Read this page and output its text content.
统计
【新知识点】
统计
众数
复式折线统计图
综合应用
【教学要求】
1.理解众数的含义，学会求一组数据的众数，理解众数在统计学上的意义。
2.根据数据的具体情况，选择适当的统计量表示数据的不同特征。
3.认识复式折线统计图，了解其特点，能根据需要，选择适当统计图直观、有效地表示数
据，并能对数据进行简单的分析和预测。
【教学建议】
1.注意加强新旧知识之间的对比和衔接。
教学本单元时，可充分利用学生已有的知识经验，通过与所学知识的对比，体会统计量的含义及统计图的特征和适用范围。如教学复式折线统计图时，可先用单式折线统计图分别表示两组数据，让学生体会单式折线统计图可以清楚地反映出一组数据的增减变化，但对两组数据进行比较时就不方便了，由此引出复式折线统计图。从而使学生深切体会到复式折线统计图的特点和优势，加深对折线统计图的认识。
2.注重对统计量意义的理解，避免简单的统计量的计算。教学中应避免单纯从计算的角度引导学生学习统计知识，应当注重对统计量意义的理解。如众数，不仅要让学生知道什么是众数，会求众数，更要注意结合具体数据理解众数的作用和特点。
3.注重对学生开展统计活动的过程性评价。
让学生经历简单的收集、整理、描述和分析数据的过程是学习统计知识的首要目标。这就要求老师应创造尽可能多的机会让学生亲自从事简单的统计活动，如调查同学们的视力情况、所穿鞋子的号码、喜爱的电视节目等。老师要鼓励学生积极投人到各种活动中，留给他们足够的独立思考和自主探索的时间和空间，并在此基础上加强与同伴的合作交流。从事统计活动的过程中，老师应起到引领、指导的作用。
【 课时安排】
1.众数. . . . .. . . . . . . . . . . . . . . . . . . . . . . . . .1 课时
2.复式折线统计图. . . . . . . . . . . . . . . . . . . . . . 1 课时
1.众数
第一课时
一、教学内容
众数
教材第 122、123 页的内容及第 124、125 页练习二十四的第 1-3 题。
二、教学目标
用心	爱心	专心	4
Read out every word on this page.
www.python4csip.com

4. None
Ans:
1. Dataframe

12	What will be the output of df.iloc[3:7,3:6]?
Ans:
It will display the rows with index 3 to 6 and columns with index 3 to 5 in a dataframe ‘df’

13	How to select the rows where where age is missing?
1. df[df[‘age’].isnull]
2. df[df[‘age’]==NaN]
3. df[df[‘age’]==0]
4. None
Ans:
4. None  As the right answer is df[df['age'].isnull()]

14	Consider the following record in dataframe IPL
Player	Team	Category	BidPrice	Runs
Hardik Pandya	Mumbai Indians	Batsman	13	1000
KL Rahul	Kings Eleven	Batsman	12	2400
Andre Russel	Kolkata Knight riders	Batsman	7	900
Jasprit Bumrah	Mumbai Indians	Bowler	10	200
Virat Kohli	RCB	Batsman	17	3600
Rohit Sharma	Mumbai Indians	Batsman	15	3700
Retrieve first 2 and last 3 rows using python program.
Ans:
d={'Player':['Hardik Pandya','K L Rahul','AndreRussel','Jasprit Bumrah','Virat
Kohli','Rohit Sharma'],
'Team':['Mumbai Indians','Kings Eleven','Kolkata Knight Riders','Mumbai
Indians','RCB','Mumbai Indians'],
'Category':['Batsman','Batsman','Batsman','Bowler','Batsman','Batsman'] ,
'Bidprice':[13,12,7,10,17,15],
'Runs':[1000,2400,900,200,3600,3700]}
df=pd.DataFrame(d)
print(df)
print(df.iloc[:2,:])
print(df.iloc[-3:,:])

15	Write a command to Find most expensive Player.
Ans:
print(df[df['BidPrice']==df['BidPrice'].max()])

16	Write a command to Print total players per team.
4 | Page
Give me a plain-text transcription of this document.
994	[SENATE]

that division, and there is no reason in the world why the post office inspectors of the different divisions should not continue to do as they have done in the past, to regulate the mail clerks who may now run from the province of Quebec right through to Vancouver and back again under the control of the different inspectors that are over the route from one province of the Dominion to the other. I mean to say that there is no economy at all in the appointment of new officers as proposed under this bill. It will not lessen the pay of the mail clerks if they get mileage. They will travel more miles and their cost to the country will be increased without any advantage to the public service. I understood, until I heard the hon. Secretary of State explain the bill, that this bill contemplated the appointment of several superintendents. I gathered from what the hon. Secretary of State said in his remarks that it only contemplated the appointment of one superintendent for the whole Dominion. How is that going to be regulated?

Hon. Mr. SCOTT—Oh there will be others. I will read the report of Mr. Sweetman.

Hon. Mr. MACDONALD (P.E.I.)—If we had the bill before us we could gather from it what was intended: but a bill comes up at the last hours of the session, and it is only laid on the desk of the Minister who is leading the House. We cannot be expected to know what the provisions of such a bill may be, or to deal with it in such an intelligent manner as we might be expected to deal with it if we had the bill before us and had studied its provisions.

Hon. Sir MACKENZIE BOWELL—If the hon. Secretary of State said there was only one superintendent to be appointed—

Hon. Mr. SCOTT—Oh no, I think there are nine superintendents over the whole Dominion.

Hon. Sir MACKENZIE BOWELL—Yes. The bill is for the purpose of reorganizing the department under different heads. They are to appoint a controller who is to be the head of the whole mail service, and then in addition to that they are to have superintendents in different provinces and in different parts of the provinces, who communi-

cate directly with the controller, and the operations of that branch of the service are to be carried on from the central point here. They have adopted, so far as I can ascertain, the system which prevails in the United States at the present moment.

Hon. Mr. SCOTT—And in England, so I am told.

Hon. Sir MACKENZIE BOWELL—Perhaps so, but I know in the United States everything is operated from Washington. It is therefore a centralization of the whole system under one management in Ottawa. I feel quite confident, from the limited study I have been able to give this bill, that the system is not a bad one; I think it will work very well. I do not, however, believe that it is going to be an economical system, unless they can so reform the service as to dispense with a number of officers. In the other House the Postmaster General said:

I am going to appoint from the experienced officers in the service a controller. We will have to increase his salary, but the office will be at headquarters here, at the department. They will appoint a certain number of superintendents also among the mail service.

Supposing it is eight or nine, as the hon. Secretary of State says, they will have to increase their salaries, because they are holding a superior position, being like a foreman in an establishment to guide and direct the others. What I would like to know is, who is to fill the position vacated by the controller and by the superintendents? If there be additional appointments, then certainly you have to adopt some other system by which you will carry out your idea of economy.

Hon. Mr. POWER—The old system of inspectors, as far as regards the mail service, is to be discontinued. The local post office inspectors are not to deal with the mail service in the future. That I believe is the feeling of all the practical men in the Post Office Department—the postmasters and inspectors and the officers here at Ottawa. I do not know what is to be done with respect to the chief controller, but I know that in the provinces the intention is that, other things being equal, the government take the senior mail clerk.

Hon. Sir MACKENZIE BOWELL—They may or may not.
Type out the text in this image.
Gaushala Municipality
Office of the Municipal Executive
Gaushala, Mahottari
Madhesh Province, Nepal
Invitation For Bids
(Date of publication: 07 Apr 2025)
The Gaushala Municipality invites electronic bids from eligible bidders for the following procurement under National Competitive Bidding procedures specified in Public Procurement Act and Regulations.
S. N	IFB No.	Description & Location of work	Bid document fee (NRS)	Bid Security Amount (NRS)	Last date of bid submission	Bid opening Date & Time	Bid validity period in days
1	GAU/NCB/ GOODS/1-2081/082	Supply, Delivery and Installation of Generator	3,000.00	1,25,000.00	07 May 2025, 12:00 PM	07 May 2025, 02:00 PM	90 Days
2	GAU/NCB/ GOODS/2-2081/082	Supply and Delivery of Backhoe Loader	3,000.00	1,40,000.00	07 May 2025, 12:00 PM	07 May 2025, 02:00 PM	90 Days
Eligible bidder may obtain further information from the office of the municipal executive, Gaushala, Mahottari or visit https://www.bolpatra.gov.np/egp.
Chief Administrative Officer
☆ ☆ ☆ ☆ ☆ ☆ ☆
Challenge: All of the entries must be written out exactly as they stand.

Answer to the task:
Read this page and output its text content.
统计
【新知识点】
统计
众数
复式折线统计图
综合应用
【教学要求】
1.理解众数的含义，学会求一组数据的众数，理解众数在统计学上的意义。
2.根据数据的具体情况，选择适当的统计量表示数据的不同特征。
3.认识复式折线统计图，了解其特点，能根据需要，选择适当统计图直观、有效地表示数
据，并能对数据进行简单的分析和预测。
【教学建议】
1.注意加强新旧知识之间的对比和衔接。
教学本单元时，可充分利用学生已有的知识经验，通过与所学知识的对比，体会统计量的含义及统计图的特征和适用范围。如教学复式折线统计图时，可先用单式折线统计图分别表示两组数据，让学生体会单式折线统计图可以清楚地反映出一组数据的增减变化，但对两组数据进行比较时就不方便了，由此引出复式折线统计图。从而使学生深切体会到复式折线统计图的特点和优势，加深对折线统计图的认识。
2.注重对统计量意义的理解，避免简单的统计量的计算。教学中应避免单纯从计算的角度引导学生学习统计知识，应当注重对统计量意义的理解。如众数，不仅要让学生知道什么是众数，会求众数，更要注意结合具体数据理解众数的作用和特点。
3.注重对学生开展统计活动的过程性评价。
让学生经历简单的收集、整理、描述和分析数据的过程是学习统计知识的首要目标。这就要求老师应创造尽可能多的机会让学生亲自从事简单的统计活动，如调查同学们的视力情况、所穿鞋子的号码、喜爱的电视节目等。老师要鼓励学生积极投人到各种活动中，留给他们足够的独立思考和自主探索的时间和空间，并在此基础上加强与同伴的合作交流。从事统计活动的过程中，老师应起到引领、指导的作用。
【 课时安排】
1.众数. . . . .. . . . . . . . . . . . . . . . . . . . . . . . . .1 课时
2.复式折线统计图. . . . . . . . . . . . . . . . . . . . . . 1 课时
1.众数
第一课时
一、教学内容
众数
教材第 122、123 页的内容及第 124、125 页练习二十四的第 1-3 题。
二、教学目标
用心	爱心	专心	4
Read out every word on this page.
www.python4csip.com

4. None
Ans:
1. Dataframe

12	What will be the output of df.iloc[3:7,3:6]?
Ans:
It will display the rows with index 3 to 6 and columns with index 3 to 5 in a dataframe ‘df’

13	How to select the rows where where age is missing?
1. df[df[‘age’].isnull]
2. df[df[‘age’]==NaN]
3. df[df[‘age’]==0]
4. None
Ans:
4. None  As the right answer is df[df['age'].isnull()]

14	Consider the following record in dataframe IPL
Player	Team	Category	BidPrice	Runs
Hardik Pandya	Mumbai Indians	Batsman	13	1000
KL Rahul	Kings Eleven	Batsman	12	2400
Andre Russel	Kolkata Knight riders	Batsman	7	900
Jasprit Bumrah	Mumbai Indians	Bowler	10	200
Virat Kohli	RCB	Batsman	17	3600
Rohit Sharma	Mumbai Indians	Batsman	15	3700
Retrieve first 2 and last 3 rows using python program.
Ans:
d={'Player':['Hardik Pandya','K L Rahul','AndreRussel','Jasprit Bumrah','Virat
Kohli','Rohit Sharma'],
'Team':['Mumbai Indians','Kings Eleven','Kolkata Knight Riders','Mumbai
Indians','RCB','Mumbai Indians'],
'Category':['Batsman','Batsman','Batsman','Bowler','Batsman','Batsman'] ,
'Bidprice':[13,12,7,10,17,15],
'Runs':[1000,2400,900,200,3600,3700]}
df=pd.DataFrame(d)
print(df)
print(df.iloc[:2,:])
print(df.iloc[-3:,:])

15	Write a command to Find most expensive Player.
Ans:
print(df[df['BidPrice']==df['BidPrice'].max()])

16	Write a command to Print total players per team.
4 | Page
Give me a plain-text transcription of this document.
994	[SENATE]

that division, and there is no reason in the world why the post office inspectors of the different divisions should not continue to do as they have done in the past, to regulate the mail clerks who may now run from the province of Quebec right through to Vancouver and back again under the control of the different inspectors that are over the route from one province of the Dominion to the other. I mean to say that there is no economy at all in the appointment of new officers as proposed under this bill. It will not lessen the pay of the mail clerks if they get mileage. They will travel more miles and their cost to the country will be increased without any advantage to the public service. I understood, until I heard the hon. Secretary of State explain the bill, that this bill contemplated the appointment of several superintendents. I gathered from what the hon. Secretary of State said in his remarks that it only contemplated the appointment of one superintendent for the whole Dominion. How is that going to be regulated?

Hon. Mr. SCOTT—Oh there will be others. I will read the report of Mr. Sweetman.

Hon. Mr. MACDONALD (P.E.I.)—If we had the bill before us we could gather from it what was intended: but a bill comes up at the last hours of the session, and it is only laid on the desk of the Minister who is leading the House. We cannot be expected to know what the provisions of such a bill may be, or to deal with it in such an intelligent manner as we might be expected to deal with it if we had the bill before us and had studied its provisions.

Hon. Sir MACKENZIE BOWELL—If the hon. Secretary of State said there was only one superintendent to be appointed—

Hon. Mr. SCOTT—Oh no, I think there are nine superintendents over the whole Dominion.

Hon. Sir MACKENZIE BOWELL—Yes. The bill is for the purpose of reorganizing the department under different heads. They are to appoint a controller who is to be the head of the whole mail service, and then in addition to that they are to have superintendents in different provinces and in different parts of the provinces, who communi-

cate directly with the controller, and the operations of that branch of the service are to be carried on from the central point here. They have adopted, so far as I can ascertain, the system which prevails in the United States at the present moment.

Hon. Mr. SCOTT—And in England, so I am told.

Hon. Sir MACKENZIE BOWELL—Perhaps so, but I know in the United States everything is operated from Washington. It is therefore a centralization of the whole system under one management in Ottawa. I feel quite confident, from the limited study I have been able to give this bill, that the system is not a bad one; I think it will work very well. I do not, however, believe that it is going to be an economical system, unless they can so reform the service as to dispense with a number of officers. In the other House the Postmaster General said:

I am going to appoint from the experienced officers in the service a controller. We will have to increase his salary, but the office will be at headquarters here, at the department. They will appoint a certain number of superintendents also among the mail service.

Supposing it is eight or nine, as the hon. Secretary of State says, they will have to increase their salaries, because they are holding a superior position, being like a foreman in an establishment to guide and direct the others. What I would like to know is, who is to fill the position vacated by the controller and by the superintendents? If there be additional appointments, then certainly you have to adopt some other system by which you will carry out your idea of economy.

Hon. Mr. POWER—The old system of inspectors, as far as regards the mail service, is to be discontinued. The local post office inspectors are not to deal with the mail service in the future. That I believe is the feeling of all the practical men in the Post Office Department—the postmasters and inspectors and the officers here at Ottawa. I do not know what is to be done with respect to the chief controller, but I know that in the provinces the intention is that, other things being equal, the government take the senior mail clerk.

Hon. Sir MACKENZIE BOWELL—They may or may not.
Type out the text in this image.
Gaushala Municipality
Office of the Municipal Executive
Gaushala, Mahottari
Madhesh Province, Nepal
Invitation For Bids
(Date of publication: 07 Apr 2025)
The Gaushala Municipality invites electronic bids from eligible bidders for the following procurement under National Competitive Bidding procedures specified in Public Procurement Act and Regulations.
S. N	IFB No.	Description & Location of work	Bid document fee (NRS)	Bid Security Amount (NRS)	Last date of bid submission	Bid opening Date & Time	Bid validity period in days
1	GAU/NCB/ GOODS/1-2081/082	Supply, Delivery and Installation of Generator	3,000.00	1,25,000.00	07 May 2025, 12:00 PM	07 May 2025, 02:00 PM	90 Days
2	GAU/NCB/ GOODS/2-2081/082	Supply and Delivery of Backhoe Loader	3,000.00	1,40,000.00	07 May 2025, 12:00 PM	07 May 2025, 02:00 PM	90 Days
Eligible bidder may obtain further information from the office of the municipal executive, Gaushala, Mahottari or visit https://www.bolpatra.gov.np/egp.
Chief Administrative Officer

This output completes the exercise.